## Written instruction 1:
Answer these about the passage on breathing for musicians:
(a) In the opening quotation, what does breath tie together?
(b) According to the list, what does holding your breath create in the body?
(c) What kind of exhale is named as especially helpful for reducing stress and anxiety?
## Written instruction 2:
Pick up the passage on breathing for musicians where it stops, and keep writing it.

## Extract provided:

All the principles of heaven and earth are living inside you. Life itself is truth, and this will never change. Everything in heaven and earth breathes. Breath is the thread that ties creation together. – Morihei Ueshiba
Have you ever been concentrating on something and noticed yourself holding your breath? This can happen before an audition, before a big solo, or at a particularly challenging or exposed section of music. I even find myself holding my breath while playing warm-up exercises before a practice session or when reading a musical score for the first time.
As a musician, there are many reasons why it is helpful to breathe fully and clearly:
- Holding your breath (negatively) affects your time and groove.
- Breathing helps keep you mentally limber. When you’re breathing fully your body and brain are well-supplied with oxygen. It’s hard to think when you’re gasping for air!
- Good breathing helps reduce tension in the body, relaxing the muscles of the arms and torso. Holding your breath creates tension.
- Deep breathing helps reduce stress and anxiety (stage fright, anyone?). This is especially true of a long, steady exhale.

## Extracted entries:
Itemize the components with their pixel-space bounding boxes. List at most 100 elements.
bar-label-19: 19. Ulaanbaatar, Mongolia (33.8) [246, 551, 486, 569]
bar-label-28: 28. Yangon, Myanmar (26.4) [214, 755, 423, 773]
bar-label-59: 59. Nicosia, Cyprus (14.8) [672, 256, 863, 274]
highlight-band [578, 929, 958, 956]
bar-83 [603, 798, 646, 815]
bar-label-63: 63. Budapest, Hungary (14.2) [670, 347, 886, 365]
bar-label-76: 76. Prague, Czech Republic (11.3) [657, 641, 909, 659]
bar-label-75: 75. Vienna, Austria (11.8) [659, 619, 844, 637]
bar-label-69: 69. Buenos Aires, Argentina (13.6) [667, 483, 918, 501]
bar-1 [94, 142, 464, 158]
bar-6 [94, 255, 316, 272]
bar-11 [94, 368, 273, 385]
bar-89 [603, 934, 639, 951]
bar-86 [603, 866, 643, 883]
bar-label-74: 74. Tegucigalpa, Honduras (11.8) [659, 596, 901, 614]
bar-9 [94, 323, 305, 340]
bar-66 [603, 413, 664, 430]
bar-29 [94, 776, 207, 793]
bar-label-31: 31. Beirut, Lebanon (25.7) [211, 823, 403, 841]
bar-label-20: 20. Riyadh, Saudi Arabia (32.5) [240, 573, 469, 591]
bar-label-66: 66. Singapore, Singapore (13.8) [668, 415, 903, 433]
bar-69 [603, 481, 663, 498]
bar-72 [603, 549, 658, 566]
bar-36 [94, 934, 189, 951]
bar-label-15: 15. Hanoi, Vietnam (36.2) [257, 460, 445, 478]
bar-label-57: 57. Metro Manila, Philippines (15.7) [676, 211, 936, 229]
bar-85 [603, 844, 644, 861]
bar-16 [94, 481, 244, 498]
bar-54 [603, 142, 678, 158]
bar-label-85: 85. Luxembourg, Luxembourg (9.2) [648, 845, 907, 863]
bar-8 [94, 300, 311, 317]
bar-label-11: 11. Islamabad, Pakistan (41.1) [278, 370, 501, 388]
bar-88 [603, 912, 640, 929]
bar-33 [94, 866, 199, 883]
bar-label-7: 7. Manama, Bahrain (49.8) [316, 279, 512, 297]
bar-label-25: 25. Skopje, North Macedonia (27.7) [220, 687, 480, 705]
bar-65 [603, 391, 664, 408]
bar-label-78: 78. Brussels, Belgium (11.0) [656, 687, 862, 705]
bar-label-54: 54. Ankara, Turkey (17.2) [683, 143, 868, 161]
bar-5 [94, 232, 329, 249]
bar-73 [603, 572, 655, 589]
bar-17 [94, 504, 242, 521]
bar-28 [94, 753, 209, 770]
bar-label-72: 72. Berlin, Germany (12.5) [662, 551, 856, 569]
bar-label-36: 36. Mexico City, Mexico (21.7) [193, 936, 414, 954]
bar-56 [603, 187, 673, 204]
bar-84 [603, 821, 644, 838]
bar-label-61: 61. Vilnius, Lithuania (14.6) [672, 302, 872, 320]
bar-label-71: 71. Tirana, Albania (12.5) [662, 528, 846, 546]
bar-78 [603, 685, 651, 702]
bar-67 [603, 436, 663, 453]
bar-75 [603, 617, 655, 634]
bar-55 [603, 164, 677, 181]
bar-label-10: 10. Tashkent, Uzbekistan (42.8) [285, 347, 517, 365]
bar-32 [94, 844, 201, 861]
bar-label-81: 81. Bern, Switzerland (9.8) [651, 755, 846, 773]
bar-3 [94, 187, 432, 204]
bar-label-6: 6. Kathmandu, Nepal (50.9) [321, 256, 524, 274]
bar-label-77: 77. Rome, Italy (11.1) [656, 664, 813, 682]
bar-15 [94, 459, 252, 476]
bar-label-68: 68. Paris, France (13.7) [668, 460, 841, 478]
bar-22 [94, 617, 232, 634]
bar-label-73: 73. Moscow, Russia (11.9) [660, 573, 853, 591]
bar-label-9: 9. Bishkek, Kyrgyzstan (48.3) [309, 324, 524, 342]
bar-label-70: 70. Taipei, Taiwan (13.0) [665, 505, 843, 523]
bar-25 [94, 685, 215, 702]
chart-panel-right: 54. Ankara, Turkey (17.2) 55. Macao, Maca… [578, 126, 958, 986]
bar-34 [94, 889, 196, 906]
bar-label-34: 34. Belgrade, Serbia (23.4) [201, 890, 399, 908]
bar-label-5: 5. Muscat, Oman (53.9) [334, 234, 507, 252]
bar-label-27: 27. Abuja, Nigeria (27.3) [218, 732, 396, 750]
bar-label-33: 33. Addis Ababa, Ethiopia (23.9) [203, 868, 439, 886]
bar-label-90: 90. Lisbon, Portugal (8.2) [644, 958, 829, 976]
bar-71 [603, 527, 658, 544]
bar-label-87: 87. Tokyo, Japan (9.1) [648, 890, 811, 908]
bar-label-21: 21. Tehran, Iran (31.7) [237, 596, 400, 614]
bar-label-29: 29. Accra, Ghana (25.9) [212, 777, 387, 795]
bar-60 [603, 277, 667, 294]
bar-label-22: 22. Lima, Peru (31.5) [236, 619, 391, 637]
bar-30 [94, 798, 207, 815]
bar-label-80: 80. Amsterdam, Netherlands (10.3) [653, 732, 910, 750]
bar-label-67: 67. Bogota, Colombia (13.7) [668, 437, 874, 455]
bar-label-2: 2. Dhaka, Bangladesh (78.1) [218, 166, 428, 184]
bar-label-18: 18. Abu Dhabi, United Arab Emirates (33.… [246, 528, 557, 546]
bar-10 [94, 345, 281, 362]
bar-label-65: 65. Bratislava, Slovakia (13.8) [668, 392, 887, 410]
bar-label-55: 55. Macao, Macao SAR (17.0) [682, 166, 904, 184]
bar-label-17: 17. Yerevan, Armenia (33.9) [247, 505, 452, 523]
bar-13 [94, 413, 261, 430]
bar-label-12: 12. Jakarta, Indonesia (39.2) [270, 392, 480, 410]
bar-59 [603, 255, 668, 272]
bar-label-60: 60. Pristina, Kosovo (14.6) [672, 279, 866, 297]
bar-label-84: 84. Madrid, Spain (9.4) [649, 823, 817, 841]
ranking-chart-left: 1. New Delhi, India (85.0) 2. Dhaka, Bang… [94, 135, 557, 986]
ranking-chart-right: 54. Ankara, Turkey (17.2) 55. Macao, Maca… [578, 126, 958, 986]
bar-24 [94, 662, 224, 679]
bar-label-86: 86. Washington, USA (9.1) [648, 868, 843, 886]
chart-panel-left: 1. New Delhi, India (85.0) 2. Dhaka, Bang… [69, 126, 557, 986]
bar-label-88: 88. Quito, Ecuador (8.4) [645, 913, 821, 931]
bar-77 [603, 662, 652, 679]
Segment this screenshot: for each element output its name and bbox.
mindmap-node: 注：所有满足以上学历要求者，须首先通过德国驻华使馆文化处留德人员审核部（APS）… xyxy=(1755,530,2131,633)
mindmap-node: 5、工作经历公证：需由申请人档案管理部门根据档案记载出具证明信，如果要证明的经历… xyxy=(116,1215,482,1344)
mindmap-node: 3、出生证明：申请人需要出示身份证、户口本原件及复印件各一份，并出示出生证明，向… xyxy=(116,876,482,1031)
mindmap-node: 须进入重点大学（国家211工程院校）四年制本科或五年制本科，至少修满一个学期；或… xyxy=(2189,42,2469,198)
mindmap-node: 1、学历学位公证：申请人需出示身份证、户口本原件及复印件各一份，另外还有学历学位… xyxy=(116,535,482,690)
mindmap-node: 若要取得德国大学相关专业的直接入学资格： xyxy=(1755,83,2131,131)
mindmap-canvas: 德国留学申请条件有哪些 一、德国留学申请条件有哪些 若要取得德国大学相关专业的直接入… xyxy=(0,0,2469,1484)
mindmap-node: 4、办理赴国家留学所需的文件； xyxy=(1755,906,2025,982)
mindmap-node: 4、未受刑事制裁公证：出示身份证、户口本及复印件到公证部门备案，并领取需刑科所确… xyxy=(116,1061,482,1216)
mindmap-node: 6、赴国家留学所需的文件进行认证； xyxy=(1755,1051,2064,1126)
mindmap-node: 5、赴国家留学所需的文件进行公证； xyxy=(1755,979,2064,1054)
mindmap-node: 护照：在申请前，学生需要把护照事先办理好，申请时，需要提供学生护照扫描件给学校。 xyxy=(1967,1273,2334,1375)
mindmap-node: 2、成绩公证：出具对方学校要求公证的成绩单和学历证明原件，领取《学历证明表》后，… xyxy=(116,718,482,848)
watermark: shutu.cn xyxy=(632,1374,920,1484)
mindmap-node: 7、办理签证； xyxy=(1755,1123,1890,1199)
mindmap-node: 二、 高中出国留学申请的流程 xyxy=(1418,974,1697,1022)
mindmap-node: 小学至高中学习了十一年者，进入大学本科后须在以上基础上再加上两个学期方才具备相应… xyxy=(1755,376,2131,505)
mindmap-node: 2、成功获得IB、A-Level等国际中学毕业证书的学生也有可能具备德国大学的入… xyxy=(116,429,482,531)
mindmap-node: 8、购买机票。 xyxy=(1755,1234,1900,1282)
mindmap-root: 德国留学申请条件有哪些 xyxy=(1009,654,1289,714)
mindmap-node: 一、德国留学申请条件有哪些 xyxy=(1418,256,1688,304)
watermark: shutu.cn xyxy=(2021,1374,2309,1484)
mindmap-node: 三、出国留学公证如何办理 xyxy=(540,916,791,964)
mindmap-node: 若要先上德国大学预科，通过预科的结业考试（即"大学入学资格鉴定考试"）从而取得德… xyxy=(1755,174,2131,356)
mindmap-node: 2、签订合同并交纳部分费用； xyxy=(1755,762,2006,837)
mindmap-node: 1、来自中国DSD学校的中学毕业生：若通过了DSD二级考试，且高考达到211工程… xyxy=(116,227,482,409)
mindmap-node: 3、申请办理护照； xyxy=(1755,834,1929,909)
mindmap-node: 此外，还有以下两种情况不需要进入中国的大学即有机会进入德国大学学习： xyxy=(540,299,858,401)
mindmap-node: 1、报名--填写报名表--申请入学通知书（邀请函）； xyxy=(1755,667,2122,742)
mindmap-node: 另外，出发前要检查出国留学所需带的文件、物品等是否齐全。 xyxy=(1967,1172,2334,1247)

## Right answer 1:
(a) Breath ties creation together.
(b) It creates tension.
(c) A long, steady exhale.

## Right answer 2:
Breath Experiment
Take a moment to try a simple breathing experiment with me. Inhale for six seconds, drawing the breath into the pit of the stomach. Then inhale for six seconds. Try to draw the breath in and out at an even pace, not over-reaching at the beginning or rushing towards the end. As you breathe, keep the shoulders relaxed and stationary – breathe into the stomach, there’s no need to raise your shoulders up to your ears for a deep breath; let your belly fill and expand as you inhale and let it collapse as you exhale.
Some people like to visualise a trail of warmth or light traveling into the nose and down into the pit of the stomach on the inhale, and then that same trail of warmth or light rising through the spine, up the neck and out the top of the head on the exhale. Others visualise a stream of bubbles. There’s nothing particularly mystical about the visualisation itself, but it can be a nice tool to aid focus.
Next time you warm up, sight read, or play technical exercises, be aware of your breath. See if you can breathe evenly and deeply through the exercise. For added credit, take a mental tour of the muscles of your arms, shoulders, back, chest, stomach, legs, and even feet – relax each one consciously until you’re using only the bare minimum physical tension needed to play the musical passage.
Sing It
The next time you take a solo, either with a backing track or a live band, try to sing what you play. You don’t need to have the voice of George Benson to do this – you can just vocalise along with your solo quietly and away from your microphone. You may find your lines take on a more personal, phrase-based sound.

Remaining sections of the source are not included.